*Aim*.
Copy each line of the data below exactly, leaving out pictures.

Dataset records:
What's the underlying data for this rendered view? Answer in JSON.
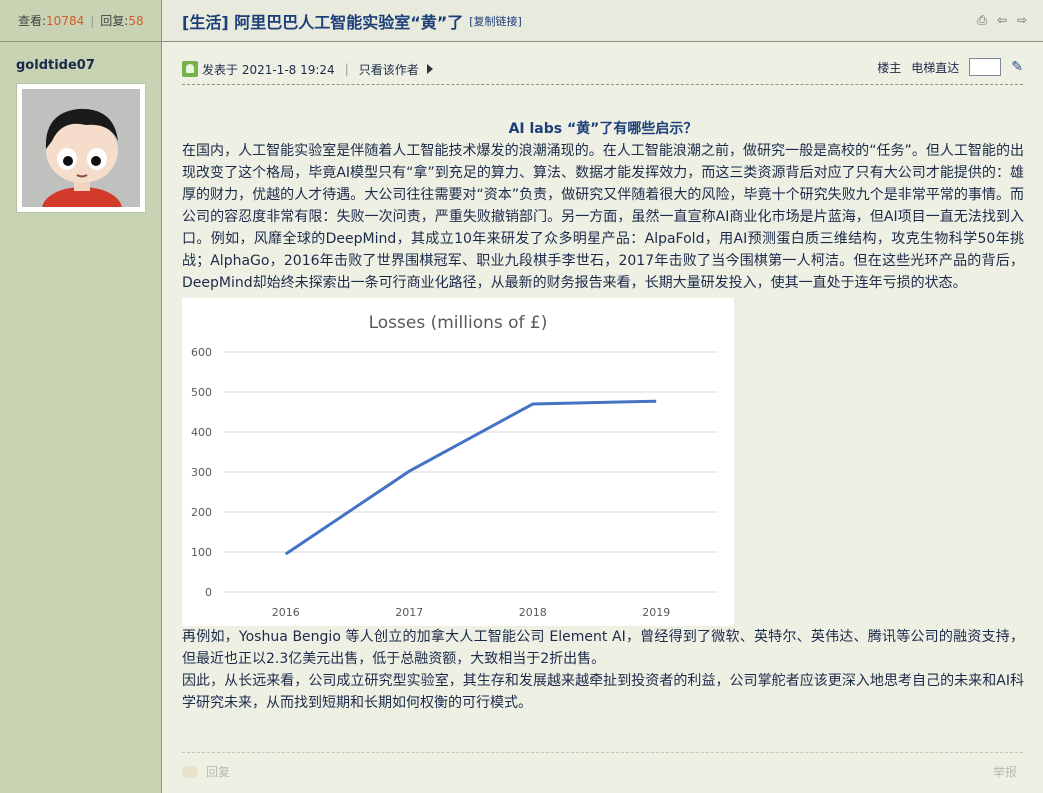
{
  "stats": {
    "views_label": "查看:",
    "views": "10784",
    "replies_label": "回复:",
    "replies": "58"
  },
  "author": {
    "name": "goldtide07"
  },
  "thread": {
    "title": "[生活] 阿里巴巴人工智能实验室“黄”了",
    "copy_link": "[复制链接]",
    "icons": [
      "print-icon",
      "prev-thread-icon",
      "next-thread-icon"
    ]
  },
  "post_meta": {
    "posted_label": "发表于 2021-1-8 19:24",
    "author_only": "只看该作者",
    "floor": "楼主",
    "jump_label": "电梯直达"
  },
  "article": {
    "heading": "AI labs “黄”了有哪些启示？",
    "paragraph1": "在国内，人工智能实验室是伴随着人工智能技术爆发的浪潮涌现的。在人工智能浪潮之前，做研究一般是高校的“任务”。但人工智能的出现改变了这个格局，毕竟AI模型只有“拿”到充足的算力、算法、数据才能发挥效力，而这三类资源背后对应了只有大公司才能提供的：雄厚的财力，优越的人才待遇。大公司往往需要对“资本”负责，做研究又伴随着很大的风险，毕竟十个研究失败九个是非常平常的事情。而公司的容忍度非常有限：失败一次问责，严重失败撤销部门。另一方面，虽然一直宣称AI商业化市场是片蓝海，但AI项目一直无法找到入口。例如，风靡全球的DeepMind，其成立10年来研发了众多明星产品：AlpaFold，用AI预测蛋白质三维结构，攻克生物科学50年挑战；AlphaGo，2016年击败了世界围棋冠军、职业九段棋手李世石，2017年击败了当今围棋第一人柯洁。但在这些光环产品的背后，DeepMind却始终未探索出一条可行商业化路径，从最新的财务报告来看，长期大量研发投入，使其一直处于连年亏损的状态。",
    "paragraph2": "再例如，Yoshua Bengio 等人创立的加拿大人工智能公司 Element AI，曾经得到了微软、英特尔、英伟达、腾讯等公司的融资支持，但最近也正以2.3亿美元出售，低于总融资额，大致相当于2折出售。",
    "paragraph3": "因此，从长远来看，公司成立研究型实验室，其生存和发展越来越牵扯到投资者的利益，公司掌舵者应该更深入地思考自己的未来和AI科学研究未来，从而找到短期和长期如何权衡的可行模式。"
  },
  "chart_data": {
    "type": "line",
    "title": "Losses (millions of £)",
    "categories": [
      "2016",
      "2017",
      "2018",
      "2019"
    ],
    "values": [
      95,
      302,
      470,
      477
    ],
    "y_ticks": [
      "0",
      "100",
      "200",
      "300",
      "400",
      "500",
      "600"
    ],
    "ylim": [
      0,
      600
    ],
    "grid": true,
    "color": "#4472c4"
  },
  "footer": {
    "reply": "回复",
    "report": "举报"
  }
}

*Reply to the exercise*.
What's the underlying data for this rendered view? Answer in JSON.
{
  "stats": {
    "views_label": "查看:",
    "views": "10784",
    "replies_label": "回复:",
    "replies": "58"
  },
  "author": {
    "name": "goldtide07"
  },
  "thread": {
    "title": "[生活] 阿里巴巴人工智能实验室“黄”了",
    "copy_link": "[复制链接]",
    "icons": [
      "print-icon",
      "prev-thread-icon",
      "next-thread-icon"
    ]
  },
  "post_meta": {
    "posted_label": "发表于 2021-1-8 19:24",
    "author_only": "只看该作者",
    "floor": "楼主",
    "jump_label": "电梯直达"
  },
  "article": {
    "heading": "AI labs “黄”了有哪些启示？",
    "paragraph1": "在国内，人工智能实验室是伴随着人工智能技术爆发的浪潮涌现的。在人工智能浪潮之前，做研究一般是高校的“任务”。但人工智能的出现改变了这个格局，毕竟AI模型只有“拿”到充足的算力、算法、数据才能发挥效力，而这三类资源背后对应了只有大公司才能提供的：雄厚的财力，优越的人才待遇。大公司往往需要对“资本”负责，做研究又伴随着很大的风险，毕竟十个研究失败九个是非常平常的事情。而公司的容忍度非常有限：失败一次问责，严重失败撤销部门。另一方面，虽然一直宣称AI商业化市场是片蓝海，但AI项目一直无法找到入口。例如，风靡全球的DeepMind，其成立10年来研发了众多明星产品：AlpaFold，用AI预测蛋白质三维结构，攻克生物科学50年挑战；AlphaGo，2016年击败了世界围棋冠军、职业九段棋手李世石，2017年击败了当今围棋第一人柯洁。但在这些光环产品的背后，DeepMind却始终未探索出一条可行商业化路径，从最新的财务报告来看，长期大量研发投入，使其一直处于连年亏损的状态。",
    "paragraph2": "再例如，Yoshua Bengio 等人创立的加拿大人工智能公司 Element AI，曾经得到了微软、英特尔、英伟达、腾讯等公司的融资支持，但最近也正以2.3亿美元出售，低于总融资额，大致相当于2折出售。",
    "paragraph3": "因此，从长远来看，公司成立研究型实验室，其生存和发展越来越牵扯到投资者的利益，公司掌舵者应该更深入地思考自己的未来和AI科学研究未来，从而找到短期和长期如何权衡的可行模式。"
  },
  "chart_data": {
    "type": "line",
    "title": "Losses (millions of £)",
    "categories": [
      "2016",
      "2017",
      "2018",
      "2019"
    ],
    "values": [
      95,
      302,
      470,
      477
    ],
    "y_ticks": [
      "0",
      "100",
      "200",
      "300",
      "400",
      "500",
      "600"
    ],
    "ylim": [
      0,
      600
    ],
    "grid": true,
    "color": "#4472c4"
  },
  "footer": {
    "reply": "回复",
    "report": "举报"
  }
}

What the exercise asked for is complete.